**** Фрагменты данных ****
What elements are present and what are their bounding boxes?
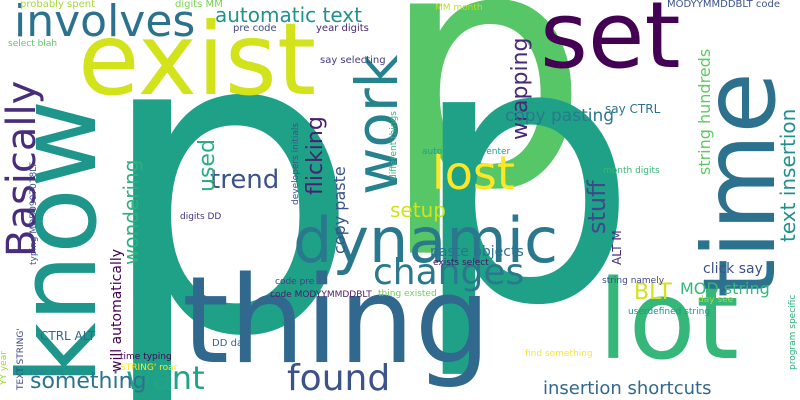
cloud-word: flicking (303, 116, 328, 195)
cloud-word: MOD string (680, 279, 770, 298)
cloud-word: want (126, 359, 205, 397)
cloud-word: year digits (316, 23, 369, 34)
cloud-word: lost (432, 146, 515, 200)
cloud-word: copy paste (330, 166, 349, 254)
cloud-word: dynamic (293, 204, 559, 277)
cloud-word: BLT (634, 280, 672, 305)
cloud-word: MM month (435, 3, 483, 13)
cloud-word: code pre (275, 277, 315, 287)
cloud-word: p (95, 0, 362, 400)
cloud-word: string namely (602, 276, 665, 286)
cloud-word: used (195, 139, 220, 192)
cloud-word: digits DD (180, 212, 222, 222)
cloud-word: time typing (120, 352, 172, 362)
cloud-word: select blah (8, 39, 58, 49)
cloud-word: stuff (583, 180, 611, 234)
cloud-word: involves (14, 0, 196, 47)
cloud-word: MODYYMMDDBLT code (667, 0, 780, 10)
cloud-word: find something (525, 349, 593, 359)
cloud-word: thing existed (378, 289, 437, 299)
cloud-word: insertion shortcuts (543, 378, 712, 399)
cloud-word: setup (390, 198, 446, 222)
cloud-word: DD day (212, 338, 249, 349)
cloud-word: month digits (603, 166, 660, 176)
cloud-word: something (30, 369, 147, 394)
cloud-word: say selecting (320, 55, 386, 66)
cloud-word: CTRL ALT (40, 329, 96, 343)
cloud-word: p (410, 0, 639, 384)
cloud-word: lot (598, 256, 739, 384)
cloud-word: paste objects (430, 244, 524, 260)
cloud-word: automatic text (215, 3, 362, 27)
cloud-word: STRING' roar (120, 363, 178, 373)
cloud-word: digits MM (175, 0, 223, 10)
cloud-word: day see (698, 295, 734, 305)
cloud-word: ALT M (610, 230, 624, 265)
cloud-word: pre code (233, 23, 277, 34)
cloud-word: userdefined string (628, 307, 711, 317)
cloud-word: YY year (0, 351, 9, 385)
cloud-word: exist (78, 1, 317, 118)
cloud-word: found (287, 358, 391, 399)
cloud-word: TEXT STRING' (16, 328, 26, 390)
cloud-word: click say (703, 261, 763, 277)
cloud-word: say CTRL (605, 102, 661, 116)
cloud-word: p (380, 0, 590, 262)
cloud-word: probably spent (20, 0, 96, 10)
cloud-word: set (540, 0, 681, 89)
cloud-word: roar etc (30, 368, 66, 378)
cloud-word: typing MOD0907018LT (29, 162, 39, 265)
cloud-word: code MODYYMMDDBLT (270, 290, 372, 300)
cloud-word: text insertion (776, 108, 800, 242)
cloud-word: exists select (433, 258, 489, 268)
cloud-word: program specific (788, 294, 798, 370)
cloud-word: trend (210, 165, 280, 195)
cloud-word: changes (373, 252, 525, 293)
cloud-word: string hundreds (695, 48, 714, 175)
cloud-word: copy pasting (505, 106, 615, 126)
cloud-word: developers initials (291, 122, 301, 205)
cloud-word: automatically enter (422, 147, 511, 157)
cloud-word: thing (182, 252, 491, 391)
cloud-word: different things (389, 111, 399, 180)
****
Перепишите строки от строки с "cloud-word: flicking (303, 116, 328, 195)" до строки с "cloud-word: BLT (634, 280, 672, 305)" включительно, заменив "dynamic" на "static". Всё остальное в них оставьте без изменений.

Результат
cloud-word: flicking (303, 116, 328, 195)
cloud-word: MOD string (680, 279, 770, 298)
cloud-word: want (126, 359, 205, 397)
cloud-word: year digits (316, 23, 369, 34)
cloud-word: lost (432, 146, 515, 200)
cloud-word: copy paste (330, 166, 349, 254)
cloud-word: static (293, 204, 559, 277)
cloud-word: BLT (634, 280, 672, 305)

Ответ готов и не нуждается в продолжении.